[Items from a dataset]
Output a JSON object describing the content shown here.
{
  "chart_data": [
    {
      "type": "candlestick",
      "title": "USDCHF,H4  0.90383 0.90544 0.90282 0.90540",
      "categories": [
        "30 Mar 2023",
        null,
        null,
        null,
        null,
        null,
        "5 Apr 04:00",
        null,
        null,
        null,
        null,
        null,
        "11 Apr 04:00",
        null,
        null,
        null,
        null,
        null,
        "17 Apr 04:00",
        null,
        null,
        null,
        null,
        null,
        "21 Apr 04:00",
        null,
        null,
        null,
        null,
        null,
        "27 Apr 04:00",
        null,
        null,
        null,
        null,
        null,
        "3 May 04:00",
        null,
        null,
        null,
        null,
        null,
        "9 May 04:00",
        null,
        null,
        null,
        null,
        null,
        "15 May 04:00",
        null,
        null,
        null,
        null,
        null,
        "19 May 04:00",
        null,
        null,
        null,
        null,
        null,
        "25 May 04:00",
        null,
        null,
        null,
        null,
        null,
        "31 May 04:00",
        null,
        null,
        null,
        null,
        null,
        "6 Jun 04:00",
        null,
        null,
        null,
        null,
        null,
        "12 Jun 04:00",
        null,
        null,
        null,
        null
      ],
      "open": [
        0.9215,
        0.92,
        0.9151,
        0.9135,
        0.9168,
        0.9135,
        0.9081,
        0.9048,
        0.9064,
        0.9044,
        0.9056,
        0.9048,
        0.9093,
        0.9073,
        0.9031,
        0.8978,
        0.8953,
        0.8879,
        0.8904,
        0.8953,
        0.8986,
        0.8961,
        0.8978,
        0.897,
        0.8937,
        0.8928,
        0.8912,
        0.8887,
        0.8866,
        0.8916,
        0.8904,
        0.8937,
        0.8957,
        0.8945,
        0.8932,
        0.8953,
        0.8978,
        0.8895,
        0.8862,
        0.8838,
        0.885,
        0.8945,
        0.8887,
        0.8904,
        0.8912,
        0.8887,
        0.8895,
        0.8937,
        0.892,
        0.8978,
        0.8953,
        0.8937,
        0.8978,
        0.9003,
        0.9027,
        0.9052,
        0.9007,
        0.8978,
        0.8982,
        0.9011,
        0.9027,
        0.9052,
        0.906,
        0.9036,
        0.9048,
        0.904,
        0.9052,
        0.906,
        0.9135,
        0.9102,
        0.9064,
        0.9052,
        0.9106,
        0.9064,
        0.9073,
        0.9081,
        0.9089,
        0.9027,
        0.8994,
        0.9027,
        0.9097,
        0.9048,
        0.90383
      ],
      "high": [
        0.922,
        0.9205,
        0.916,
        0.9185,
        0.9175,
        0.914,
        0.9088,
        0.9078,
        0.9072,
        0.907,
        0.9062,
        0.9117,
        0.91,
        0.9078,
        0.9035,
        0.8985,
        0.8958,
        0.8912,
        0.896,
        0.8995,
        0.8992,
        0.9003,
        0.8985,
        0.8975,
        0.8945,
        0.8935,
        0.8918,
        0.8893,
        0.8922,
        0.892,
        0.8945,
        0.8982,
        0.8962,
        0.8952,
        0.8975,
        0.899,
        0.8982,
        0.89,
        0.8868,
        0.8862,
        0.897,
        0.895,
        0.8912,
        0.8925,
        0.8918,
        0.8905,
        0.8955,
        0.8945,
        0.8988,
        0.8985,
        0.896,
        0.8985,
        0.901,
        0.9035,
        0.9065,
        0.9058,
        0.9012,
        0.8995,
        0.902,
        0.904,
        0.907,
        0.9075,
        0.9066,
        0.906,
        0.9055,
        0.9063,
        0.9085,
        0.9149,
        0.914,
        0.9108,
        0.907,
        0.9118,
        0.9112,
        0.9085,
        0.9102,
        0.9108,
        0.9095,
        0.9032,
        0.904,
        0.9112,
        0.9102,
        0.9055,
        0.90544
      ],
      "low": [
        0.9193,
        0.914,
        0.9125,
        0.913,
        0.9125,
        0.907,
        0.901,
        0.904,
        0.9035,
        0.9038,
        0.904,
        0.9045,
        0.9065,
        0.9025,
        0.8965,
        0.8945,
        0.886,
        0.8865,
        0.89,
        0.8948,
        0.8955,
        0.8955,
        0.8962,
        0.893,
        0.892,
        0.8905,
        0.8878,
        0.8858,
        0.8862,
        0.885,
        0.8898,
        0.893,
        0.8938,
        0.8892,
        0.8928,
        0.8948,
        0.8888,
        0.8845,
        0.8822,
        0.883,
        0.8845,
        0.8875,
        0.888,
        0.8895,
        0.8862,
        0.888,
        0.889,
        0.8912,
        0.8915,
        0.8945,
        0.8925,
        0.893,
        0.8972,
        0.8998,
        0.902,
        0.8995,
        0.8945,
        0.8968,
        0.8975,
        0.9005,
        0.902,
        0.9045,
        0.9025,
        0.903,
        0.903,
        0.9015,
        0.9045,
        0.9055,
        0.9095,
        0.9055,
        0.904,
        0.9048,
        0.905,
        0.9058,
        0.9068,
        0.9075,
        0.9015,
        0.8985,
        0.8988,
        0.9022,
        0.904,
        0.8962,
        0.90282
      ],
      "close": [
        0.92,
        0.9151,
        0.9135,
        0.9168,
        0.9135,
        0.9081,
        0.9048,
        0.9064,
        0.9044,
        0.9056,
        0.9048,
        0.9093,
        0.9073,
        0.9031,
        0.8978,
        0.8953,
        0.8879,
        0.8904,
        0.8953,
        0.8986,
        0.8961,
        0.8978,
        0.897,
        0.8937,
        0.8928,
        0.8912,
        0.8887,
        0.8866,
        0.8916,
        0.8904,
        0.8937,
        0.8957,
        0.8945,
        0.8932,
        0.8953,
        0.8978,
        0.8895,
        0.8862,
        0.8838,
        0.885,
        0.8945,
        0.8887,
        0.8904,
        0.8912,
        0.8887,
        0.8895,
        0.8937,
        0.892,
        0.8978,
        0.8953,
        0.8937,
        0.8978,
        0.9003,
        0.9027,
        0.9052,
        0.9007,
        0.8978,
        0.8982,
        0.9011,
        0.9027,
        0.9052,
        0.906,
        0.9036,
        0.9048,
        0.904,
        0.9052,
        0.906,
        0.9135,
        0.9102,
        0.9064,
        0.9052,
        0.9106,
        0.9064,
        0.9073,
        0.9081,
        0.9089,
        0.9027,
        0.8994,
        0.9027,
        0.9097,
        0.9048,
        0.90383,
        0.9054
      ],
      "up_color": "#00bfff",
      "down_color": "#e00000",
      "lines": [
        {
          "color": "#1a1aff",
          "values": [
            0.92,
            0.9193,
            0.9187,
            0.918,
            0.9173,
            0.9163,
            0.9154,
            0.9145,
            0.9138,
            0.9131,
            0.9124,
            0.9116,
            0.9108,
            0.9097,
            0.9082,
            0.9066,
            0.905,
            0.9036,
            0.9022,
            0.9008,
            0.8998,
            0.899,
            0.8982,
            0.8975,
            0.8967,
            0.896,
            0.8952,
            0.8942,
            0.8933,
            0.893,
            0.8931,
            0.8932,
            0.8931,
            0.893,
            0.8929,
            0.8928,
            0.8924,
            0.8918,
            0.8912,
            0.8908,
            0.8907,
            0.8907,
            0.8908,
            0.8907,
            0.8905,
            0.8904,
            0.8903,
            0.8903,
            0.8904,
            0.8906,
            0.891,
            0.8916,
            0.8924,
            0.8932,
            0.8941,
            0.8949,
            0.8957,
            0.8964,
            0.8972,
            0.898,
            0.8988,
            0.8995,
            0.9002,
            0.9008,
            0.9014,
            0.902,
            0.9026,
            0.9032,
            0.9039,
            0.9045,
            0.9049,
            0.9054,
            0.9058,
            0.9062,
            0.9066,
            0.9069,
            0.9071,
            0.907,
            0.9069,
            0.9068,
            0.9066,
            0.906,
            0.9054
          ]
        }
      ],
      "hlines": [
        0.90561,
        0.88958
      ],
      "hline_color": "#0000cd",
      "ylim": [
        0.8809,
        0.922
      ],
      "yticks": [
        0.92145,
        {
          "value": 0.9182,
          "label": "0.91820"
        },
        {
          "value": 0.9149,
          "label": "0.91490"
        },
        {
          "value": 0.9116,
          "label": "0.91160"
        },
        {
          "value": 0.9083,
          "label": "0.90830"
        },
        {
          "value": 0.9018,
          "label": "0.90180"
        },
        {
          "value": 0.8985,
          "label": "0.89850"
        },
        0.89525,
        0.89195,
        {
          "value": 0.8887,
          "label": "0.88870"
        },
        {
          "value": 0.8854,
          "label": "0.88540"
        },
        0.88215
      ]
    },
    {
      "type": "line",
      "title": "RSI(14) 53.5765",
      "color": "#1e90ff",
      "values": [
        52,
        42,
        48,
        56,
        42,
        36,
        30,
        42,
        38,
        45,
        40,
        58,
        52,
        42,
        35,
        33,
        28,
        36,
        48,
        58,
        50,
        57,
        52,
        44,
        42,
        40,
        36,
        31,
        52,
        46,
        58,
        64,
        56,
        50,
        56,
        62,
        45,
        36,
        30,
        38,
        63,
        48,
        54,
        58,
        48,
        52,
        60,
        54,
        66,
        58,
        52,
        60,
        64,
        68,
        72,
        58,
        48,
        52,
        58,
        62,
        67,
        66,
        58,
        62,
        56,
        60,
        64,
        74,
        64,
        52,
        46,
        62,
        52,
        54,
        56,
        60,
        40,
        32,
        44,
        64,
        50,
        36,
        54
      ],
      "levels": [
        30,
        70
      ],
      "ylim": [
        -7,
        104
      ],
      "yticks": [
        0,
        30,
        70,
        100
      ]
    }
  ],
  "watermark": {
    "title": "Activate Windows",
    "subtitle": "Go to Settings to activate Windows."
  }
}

• [TASK REQUIREMENTS]: Identify the lines in the entries above that contain "label", then copy them out.

• [EXPECTED ANSWER]:
          "label": "0.91820"
          "label": "0.91490"
          "label": "0.91160"
          "label": "0.90830"
          "label": "0.90180"
          "label": "0.89850"
          "label": "0.88870"
          "label": "0.88540"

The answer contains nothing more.